▶ [GIVEN PROBLEM] Your task is to give the data again, exactly, with every line intact.
'''
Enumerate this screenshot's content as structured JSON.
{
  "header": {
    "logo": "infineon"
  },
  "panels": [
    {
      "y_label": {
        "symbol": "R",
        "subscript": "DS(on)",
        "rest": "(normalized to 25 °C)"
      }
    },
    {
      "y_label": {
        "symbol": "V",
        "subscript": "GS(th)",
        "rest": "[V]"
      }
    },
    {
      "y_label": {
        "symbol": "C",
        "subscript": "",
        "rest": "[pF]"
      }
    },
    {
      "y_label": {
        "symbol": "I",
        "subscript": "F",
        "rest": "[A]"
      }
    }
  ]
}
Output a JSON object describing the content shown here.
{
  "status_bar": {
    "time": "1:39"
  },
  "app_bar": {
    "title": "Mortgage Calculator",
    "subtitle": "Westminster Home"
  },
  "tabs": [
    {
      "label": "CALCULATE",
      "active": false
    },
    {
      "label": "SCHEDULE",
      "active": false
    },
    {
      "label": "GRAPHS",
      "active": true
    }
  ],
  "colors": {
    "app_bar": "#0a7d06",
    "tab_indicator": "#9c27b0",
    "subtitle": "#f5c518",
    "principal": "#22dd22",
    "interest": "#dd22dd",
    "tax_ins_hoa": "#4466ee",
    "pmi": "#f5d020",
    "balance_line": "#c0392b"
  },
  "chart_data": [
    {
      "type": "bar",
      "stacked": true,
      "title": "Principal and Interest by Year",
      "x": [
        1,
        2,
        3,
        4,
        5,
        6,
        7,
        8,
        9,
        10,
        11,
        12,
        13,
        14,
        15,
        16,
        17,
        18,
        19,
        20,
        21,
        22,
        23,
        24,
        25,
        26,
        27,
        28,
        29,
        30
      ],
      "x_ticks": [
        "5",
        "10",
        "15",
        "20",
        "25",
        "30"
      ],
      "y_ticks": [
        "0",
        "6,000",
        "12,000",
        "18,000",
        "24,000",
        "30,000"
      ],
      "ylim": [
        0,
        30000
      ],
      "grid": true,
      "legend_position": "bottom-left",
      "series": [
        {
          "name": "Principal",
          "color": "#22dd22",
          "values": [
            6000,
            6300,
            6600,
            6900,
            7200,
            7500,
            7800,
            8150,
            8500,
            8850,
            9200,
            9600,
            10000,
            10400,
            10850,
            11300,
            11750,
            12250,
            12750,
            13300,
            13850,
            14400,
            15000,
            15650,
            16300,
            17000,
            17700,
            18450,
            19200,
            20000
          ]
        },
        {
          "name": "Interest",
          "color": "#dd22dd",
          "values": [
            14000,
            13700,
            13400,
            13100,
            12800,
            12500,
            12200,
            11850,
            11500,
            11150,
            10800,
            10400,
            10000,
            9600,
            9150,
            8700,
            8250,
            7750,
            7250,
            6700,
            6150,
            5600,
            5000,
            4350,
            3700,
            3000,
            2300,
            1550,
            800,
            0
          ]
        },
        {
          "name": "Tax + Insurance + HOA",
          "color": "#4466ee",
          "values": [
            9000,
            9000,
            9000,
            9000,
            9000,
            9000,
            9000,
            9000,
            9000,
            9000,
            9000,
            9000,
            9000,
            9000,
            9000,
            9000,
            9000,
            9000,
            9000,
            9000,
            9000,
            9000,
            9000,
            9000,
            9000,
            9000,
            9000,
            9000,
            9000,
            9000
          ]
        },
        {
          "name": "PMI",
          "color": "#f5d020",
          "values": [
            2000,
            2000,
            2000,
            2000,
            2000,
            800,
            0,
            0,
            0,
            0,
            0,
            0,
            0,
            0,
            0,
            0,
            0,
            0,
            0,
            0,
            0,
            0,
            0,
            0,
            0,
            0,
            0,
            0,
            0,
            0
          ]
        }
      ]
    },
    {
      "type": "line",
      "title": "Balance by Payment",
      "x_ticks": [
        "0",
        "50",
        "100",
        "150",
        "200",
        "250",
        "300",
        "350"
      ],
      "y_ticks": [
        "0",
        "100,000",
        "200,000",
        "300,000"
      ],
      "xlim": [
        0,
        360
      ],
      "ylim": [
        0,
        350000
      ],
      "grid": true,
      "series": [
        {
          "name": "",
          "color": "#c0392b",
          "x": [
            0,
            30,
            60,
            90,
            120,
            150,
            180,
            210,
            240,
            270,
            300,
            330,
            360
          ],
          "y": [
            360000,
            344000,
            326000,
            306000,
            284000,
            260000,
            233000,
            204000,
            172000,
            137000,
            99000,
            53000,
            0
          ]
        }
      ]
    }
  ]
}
'''
▶ [SOLUTION FOR THIS EXERCISE]
Enumerate this screenshot's content as structured JSON.
{
  "header": {
    "logo": "infineon"
  },
  "panels": [
    {
      "y_label": {
        "symbol": "R",
        "subscript": "DS(on)",
        "rest": "(normalized to 25 °C)"
      }
    },
    {
      "y_label": {
        "symbol": "V",
        "subscript": "GS(th)",
        "rest": "[V]"
      }
    },
    {
      "y_label": {
        "symbol": "C",
        "subscript": "",
        "rest": "[pF]"
      }
    },
    {
      "y_label": {
        "symbol": "I",
        "subscript": "F",
        "rest": "[A]"
      }
    }
  ]
}
Output a JSON object describing the content shown here.
{
  "status_bar": {
    "time": "1:39"
  },
  "app_bar": {
    "title": "Mortgage Calculator",
    "subtitle": "Westminster Home"
  },
  "tabs": [
    {
      "label": "CALCULATE",
      "active": false
    },
    {
      "label": "SCHEDULE",
      "active": false
    },
    {
      "label": "GRAPHS",
      "active": true
    }
  ],
  "colors": {
    "app_bar": "#0a7d06",
    "tab_indicator": "#9c27b0",
    "subtitle": "#f5c518",
    "principal": "#22dd22",
    "interest": "#dd22dd",
    "tax_ins_hoa": "#4466ee",
    "pmi": "#f5d020",
    "balance_line": "#c0392b"
  },
  "chart_data": [
    {
      "type": "bar",
      "stacked": true,
      "title": "Principal and Interest by Year",
      "x": [
        1,
        2,
        3,
        4,
        5,
        6,
        7,
        8,
        9,
        10,
        11,
        12,
        13,
        14,
        15,
        16,
        17,
        18,
        19,
        20,
        21,
        22,
        23,
        24,
        25,
        26,
        27,
        28,
        29,
        30
      ],
      "x_ticks": [
        "5",
        "10",
        "15",
        "20",
        "25",
        "30"
      ],
      "y_ticks": [
        "0",
        "6,000",
        "12,000",
        "18,000",
        "24,000",
        "30,000"
      ],
      "ylim": [
        0,
        30000
      ],
      "grid": true,
      "legend_position": "bottom-left",
      "series": [
        {
          "name": "Principal",
          "color": "#22dd22",
          "values": [
            6000,
            6300,
            6600,
            6900,
            7200,
            7500,
            7800,
            8150,
            8500,
            8850,
            9200,
            9600,
            10000,
            10400,
            10850,
            11300,
            11750,
            12250,
            12750,
            13300,
            13850,
            14400,
            15000,
            15650,
            16300,
            17000,
            17700,
            18450,
            19200,
            20000
          ]
        },
        {
          "name": "Interest",
          "color": "#dd22dd",
          "values": [
            14000,
            13700,
            13400,
            13100,
            12800,
            12500,
            12200,
            11850,
            11500,
            11150,
            10800,
            10400,
            10000,
            9600,
            9150,
            8700,
            8250,
            7750,
            7250,
            6700,
            6150,
            5600,
            5000,
            4350,
            3700,
            3000,
            2300,
            1550,
            800,
            0
          ]
        },
        {
          "name": "Tax + Insurance + HOA",
          "color": "#4466ee",
          "values": [
            9000,
            9000,
            9000,
            9000,
            9000,
            9000,
            9000,
            9000,
            9000,
            9000,
            9000,
            9000,
            9000,
            9000,
            9000,
            9000,
            9000,
            9000,
            9000,
            9000,
            9000,
            9000,
            9000,
            9000,
            9000,
            9000,
            9000,
            9000,
            9000,
            9000
          ]
        },
        {
          "name": "PMI",
          "color": "#f5d020",
          "values": [
            2000,
            2000,
            2000,
            2000,
            2000,
            800,
            0,
            0,
            0,
            0,
            0,
            0,
            0,
            0,
            0,
            0,
            0,
            0,
            0,
            0,
            0,
            0,
            0,
            0,
            0,
            0,
            0,
            0,
            0,
            0
          ]
        }
      ]
    },
    {
      "type": "line",
      "title": "Balance by Payment",
      "x_ticks": [
        "0",
        "50",
        "100",
        "150",
        "200",
        "250",
        "300",
        "350"
      ],
      "y_ticks": [
        "0",
        "100,000",
        "200,000",
        "300,000"
      ],
      "xlim": [
        0,
        360
      ],
      "ylim": [
        0,
        350000
      ],
      "grid": true,
      "series": [
        {
          "name": "",
          "color": "#c0392b",
          "x": [
            0,
            30,
            60,
            90,
            120,
            150,
            180,
            210,
            240,
            270,
            300,
            330,
            360
          ],
          "y": [
            360000,
            344000,
            326000,
            306000,
            284000,
            260000,
            233000,
            204000,
            172000,
            137000,
            99000,
            53000,
            0
          ]
        }
      ]
    }
  ]
}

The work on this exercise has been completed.